Extracted data entries:
____

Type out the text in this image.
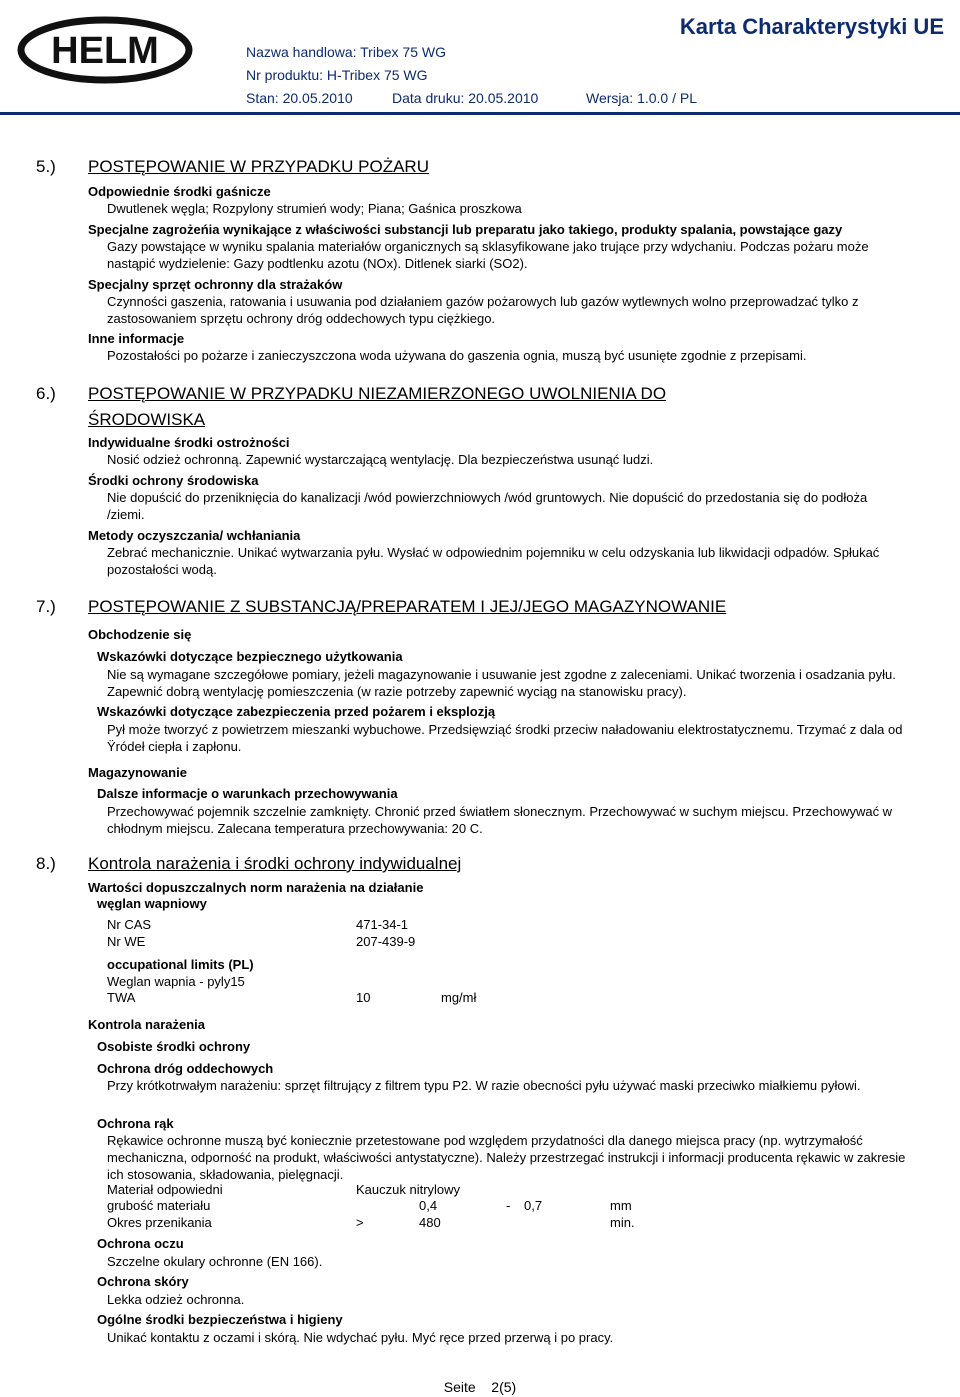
HELM
Karta Charakterystyki UE
Nazwa handlowa: Tribex 75 WG
Nr produktu: H-Tribex 75 WG
Stan: 20.05.2010	Data druku: 20.05.2010	Wersja: 1.0.0 / PL
5.) POSTĘPOWANIE W PRZYPADKU POŻARU
Odpowiednie środki gaśnicze
Dwutlenek węgla; Rozpylony strumień wody; Piana; Gaśnica proszkowa
Specjalne zagrożeńia wynikające z właściwości substancji lub preparatu jako takiego, produkty spalania, powstające gazy
Gazy powstające w wyniku spalania materiałów organicznych są sklasyfikowane jako trujące przy wdychaniu. Podczas pożaru może nastąpić wydzielenie: Gazy podtlenku azotu (NOx). Ditlenek siarki (SO2).
Specjalny sprzęt ochronny dla strażaków
Czynności gaszenia, ratowania i usuwania pod działaniem gazów pożarowych lub gazów wytlewnych wolno przeprowadzać tylko z zastosowaniem sprzętu ochrony dróg oddechowych typu ciężkiego.
Inne informacje
Pozostałości po pożarze i zanieczyszczona woda używana do gaszenia ognia, muszą być usunięte zgodnie z przepisami.
6.) POSTĘPOWANIE W PRZYPADKU NIEZAMIERZONEGO UWOLNIENIA DO
ŚRODOWISKA
Indywidualne środki ostrożności
Nosić odzież ochronną. Zapewnić wystarczającą wentylację. Dla bezpieczeństwa usunąć ludzi.
Środki ochrony środowiska
Nie dopuścić do przeniknięcia do kanalizacji /wód powierzchniowych /wód gruntowych. Nie dopuścić do przedostania się do podłoża /ziemi.
Metody oczyszczania/ wchłaniania
Zebrać mechanicznie. Unikać wytwarzania pyłu. Wysłać w odpowiednim pojemniku w celu odzyskania lub likwidacji odpadów. Spłukać pozostałości wodą.
7.) POSTĘPOWANIE Z SUBSTANCJĄ/PREPARATEM I JEJ/JEGO MAGAZYNOWANIE
Obchodzenie się
Wskazówki dotyczące bezpiecznego użytkowania
Nie są wymagane szczegółowe pomiary, jeżeli magazynowanie i usuwanie jest zgodne z zaleceniami. Unikać tworzenia i osadzania pyłu. Zapewnić dobrą wentylację pomieszczenia (w razie potrzeby zapewnić wyciąg na stanowisku pracy).
Wskazówki dotyczące zabezpieczenia przed pożarem i eksplozją
Pył może tworzyć z powietrzem mieszanki wybuchowe. Przedsięwziąć środki przeciw naładowaniu elektrostatycznemu. Trzymać z dala od Ÿródeł ciepła i zapłonu.
Magazynowanie
Dalsze informacje o warunkach przechowywania
Przechowywać pojemnik szczelnie zamknięty. Chronić przed światłem słonecznym. Przechowywać w suchym miejscu. Przechowywać w chłodnym miejscu. Zalecana temperatura przechowywania: 20 C.
8.) Kontrola narażenia i środki ochrony indywidualnej
Wartości dopuszczalnych norm narażenia na działanie
węglan wapniowy
Nr CAS	471-34-1
Nr WE	207-439-9
occupational limits (PL)
Weglan wapnia - pyly15
TWA	10	mg/mł
Kontrola narażenia
Osobiste środki ochrony
Ochrona dróg oddechowych
Przy krótkotrwałym narażeniu: sprzęt filtrujący z filtrem typu P2. W razie obecności pyłu używać maski przeciwko miałkiemu pyłowi.
Ochrona rąk
Rękawice ochronne muszą być koniecznie przetestowane pod względem przydatności dla danego miejsca pracy (np. wytrzymałość mechaniczna, odporność na produkt, właściwości antystatyczne). Należy przestrzegać instrukcji i informacji producenta rękawic w zakresie ich stosowania, składowania, pielęgnacji.
Materiał odpowiedni	Kauczuk nitrylowy
grubość materiału	0,4	- 0,7	mm
Okres przenikania	>	480	min.
Ochrona oczu
Szczelne okulary ochronne (EN 166).
Ochrona skóry
Lekka odzież ochronna.
Ogólne środki bezpieczeństwa i higieny
Unikać kontaktu z oczami i skórą. Nie wdychać pyłu. Myć ręce przed przerwą i po pracy.
Seite 2(5)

____

Task requirements:
Repeat each line of the records above exactly, but do not copy the pictures.

Exercise response:
Type out the text in this image.
HELM
Karta Charakterystyki UE
Nazwa handlowa: Tribex 75 WG
Nr produktu: H-Tribex 75 WG
Stan: 20.05.2010	Data druku: 20.05.2010	Wersja: 1.0.0 / PL
5.) POSTĘPOWANIE W PRZYPADKU POŻARU
Odpowiednie środki gaśnicze
Dwutlenek węgla; Rozpylony strumień wody; Piana; Gaśnica proszkowa
Specjalne zagrożeńia wynikające z właściwości substancji lub preparatu jako takiego, produkty spalania, powstające gazy
Gazy powstające w wyniku spalania materiałów organicznych są sklasyfikowane jako trujące przy wdychaniu. Podczas pożaru może nastąpić wydzielenie: Gazy podtlenku azotu (NOx). Ditlenek siarki (SO2).
Specjalny sprzęt ochronny dla strażaków
Czynności gaszenia, ratowania i usuwania pod działaniem gazów pożarowych lub gazów wytlewnych wolno przeprowadzać tylko z zastosowaniem sprzętu ochrony dróg oddechowych typu ciężkiego.
Inne informacje
Pozostałości po pożarze i zanieczyszczona woda używana do gaszenia ognia, muszą być usunięte zgodnie z przepisami.
6.) POSTĘPOWANIE W PRZYPADKU NIEZAMIERZONEGO UWOLNIENIA DO
ŚRODOWISKA
Indywidualne środki ostrożności
Nosić odzież ochronną. Zapewnić wystarczającą wentylację. Dla bezpieczeństwa usunąć ludzi.
Środki ochrony środowiska
Nie dopuścić do przeniknięcia do kanalizacji /wód powierzchniowych /wód gruntowych. Nie dopuścić do przedostania się do podłoża /ziemi.
Metody oczyszczania/ wchłaniania
Zebrać mechanicznie. Unikać wytwarzania pyłu. Wysłać w odpowiednim pojemniku w celu odzyskania lub likwidacji odpadów. Spłukać pozostałości wodą.
7.) POSTĘPOWANIE Z SUBSTANCJĄ/PREPARATEM I JEJ/JEGO MAGAZYNOWANIE
Obchodzenie się
Wskazówki dotyczące bezpiecznego użytkowania
Nie są wymagane szczegółowe pomiary, jeżeli magazynowanie i usuwanie jest zgodne z zaleceniami. Unikać tworzenia i osadzania pyłu. Zapewnić dobrą wentylację pomieszczenia (w razie potrzeby zapewnić wyciąg na stanowisku pracy).
Wskazówki dotyczące zabezpieczenia przed pożarem i eksplozją
Pył może tworzyć z powietrzem mieszanki wybuchowe. Przedsięwziąć środki przeciw naładowaniu elektrostatycznemu. Trzymać z dala od Ÿródeł ciepła i zapłonu.
Magazynowanie
Dalsze informacje o warunkach przechowywania
Przechowywać pojemnik szczelnie zamknięty. Chronić przed światłem słonecznym. Przechowywać w suchym miejscu. Przechowywać w chłodnym miejscu. Zalecana temperatura przechowywania: 20 C.
8.) Kontrola narażenia i środki ochrony indywidualnej
Wartości dopuszczalnych norm narażenia na działanie
węglan wapniowy
Nr CAS	471-34-1
Nr WE	207-439-9
occupational limits (PL)
Weglan wapnia - pyly15
TWA	10	mg/mł
Kontrola narażenia
Osobiste środki ochrony
Ochrona dróg oddechowych
Przy krótkotrwałym narażeniu: sprzęt filtrujący z filtrem typu P2. W razie obecności pyłu używać maski przeciwko miałkiemu pyłowi.
Ochrona rąk
Rękawice ochronne muszą być koniecznie przetestowane pod względem przydatności dla danego miejsca pracy (np. wytrzymałość mechaniczna, odporność na produkt, właściwości antystatyczne). Należy przestrzegać instrukcji i informacji producenta rękawic w zakresie ich stosowania, składowania, pielęgnacji.
Materiał odpowiedni	Kauczuk nitrylowy
grubość materiału	0,4	- 0,7	mm
Okres przenikania	>	480	min.
Ochrona oczu
Szczelne okulary ochronne (EN 166).
Ochrona skóry
Lekka odzież ochronna.
Ogólne środki bezpieczeństwa i higieny
Unikać kontaktu z oczami i skórą. Nie wdychać pyłu. Myć ręce przed przerwą i po pracy.
Seite 2(5)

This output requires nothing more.